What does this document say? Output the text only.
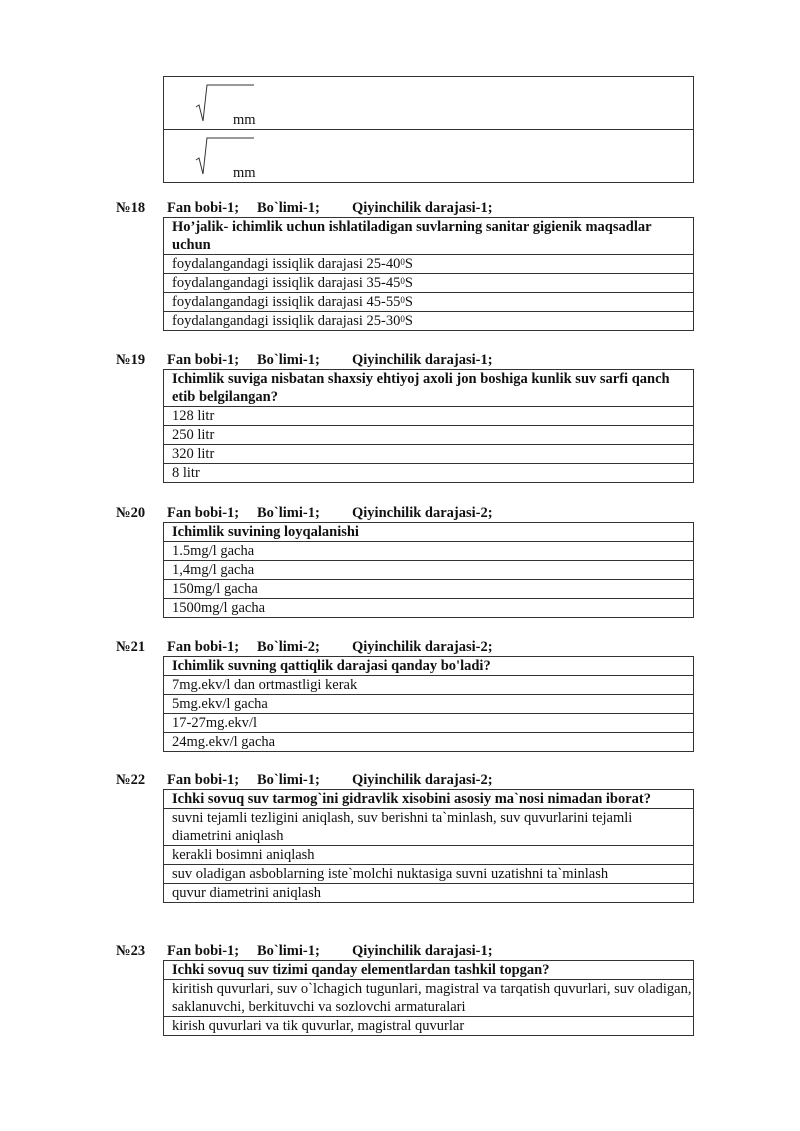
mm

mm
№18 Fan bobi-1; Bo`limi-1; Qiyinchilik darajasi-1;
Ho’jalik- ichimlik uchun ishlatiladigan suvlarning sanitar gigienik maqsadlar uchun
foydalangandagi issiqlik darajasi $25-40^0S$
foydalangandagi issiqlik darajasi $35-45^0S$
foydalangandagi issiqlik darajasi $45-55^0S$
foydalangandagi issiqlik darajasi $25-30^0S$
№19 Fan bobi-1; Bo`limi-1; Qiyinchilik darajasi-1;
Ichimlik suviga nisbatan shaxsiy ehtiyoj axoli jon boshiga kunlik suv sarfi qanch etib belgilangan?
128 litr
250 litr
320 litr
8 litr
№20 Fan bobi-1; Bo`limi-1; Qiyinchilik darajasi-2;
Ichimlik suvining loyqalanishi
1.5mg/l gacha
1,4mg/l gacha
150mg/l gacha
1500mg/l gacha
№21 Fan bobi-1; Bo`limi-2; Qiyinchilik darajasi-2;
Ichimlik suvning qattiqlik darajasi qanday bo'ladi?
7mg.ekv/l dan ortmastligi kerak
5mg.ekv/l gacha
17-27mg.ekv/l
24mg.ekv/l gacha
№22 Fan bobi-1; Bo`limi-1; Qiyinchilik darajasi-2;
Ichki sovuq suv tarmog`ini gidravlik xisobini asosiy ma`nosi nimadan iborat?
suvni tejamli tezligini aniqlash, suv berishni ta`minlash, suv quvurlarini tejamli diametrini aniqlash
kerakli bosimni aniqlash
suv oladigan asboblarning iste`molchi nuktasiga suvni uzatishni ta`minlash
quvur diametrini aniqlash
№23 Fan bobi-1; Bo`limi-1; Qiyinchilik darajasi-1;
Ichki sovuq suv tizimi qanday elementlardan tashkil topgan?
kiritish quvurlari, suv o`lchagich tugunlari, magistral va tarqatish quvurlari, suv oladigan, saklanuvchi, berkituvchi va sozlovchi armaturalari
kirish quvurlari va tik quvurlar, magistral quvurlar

# # # #

**REQUIREMENT:**
Repeat all of the entries word for word, but omit the pictures.

**OUTPUT OF THE EXERCISE:**
What does this document say? Output the text only.
mm

mm
№18 Fan bobi-1; Bo`limi-1; Qiyinchilik darajasi-1;
Ho’jalik- ichimlik uchun ishlatiladigan suvlarning sanitar gigienik maqsadlar uchun
foydalangandagi issiqlik darajasi $25-40^0S$
foydalangandagi issiqlik darajasi $35-45^0S$
foydalangandagi issiqlik darajasi $45-55^0S$
foydalangandagi issiqlik darajasi $25-30^0S$
№19 Fan bobi-1; Bo`limi-1; Qiyinchilik darajasi-1;
Ichimlik suviga nisbatan shaxsiy ehtiyoj axoli jon boshiga kunlik suv sarfi qanch etib belgilangan?
128 litr
250 litr
320 litr
8 litr
№20 Fan bobi-1; Bo`limi-1; Qiyinchilik darajasi-2;
Ichimlik suvining loyqalanishi
1.5mg/l gacha
1,4mg/l gacha
150mg/l gacha
1500mg/l gacha
№21 Fan bobi-1; Bo`limi-2; Qiyinchilik darajasi-2;
Ichimlik suvning qattiqlik darajasi qanday bo'ladi?
7mg.ekv/l dan ortmastligi kerak
5mg.ekv/l gacha
17-27mg.ekv/l
24mg.ekv/l gacha
№22 Fan bobi-1; Bo`limi-1; Qiyinchilik darajasi-2;
Ichki sovuq suv tarmog`ini gidravlik xisobini asosiy ma`nosi nimadan iborat?
suvni tejamli tezligini aniqlash, suv berishni ta`minlash, suv quvurlarini tejamli diametrini aniqlash
kerakli bosimni aniqlash
suv oladigan asboblarning iste`molchi nuktasiga suvni uzatishni ta`minlash
quvur diametrini aniqlash
№23 Fan bobi-1; Bo`limi-1; Qiyinchilik darajasi-1;
Ichki sovuq suv tizimi qanday elementlardan tashkil topgan?
kiritish quvurlari, suv o`lchagich tugunlari, magistral va tarqatish quvurlari, suv oladigan, saklanuvchi, berkituvchi va sozlovchi armaturalari
kirish quvurlari va tik quvurlar, magistral quvurlar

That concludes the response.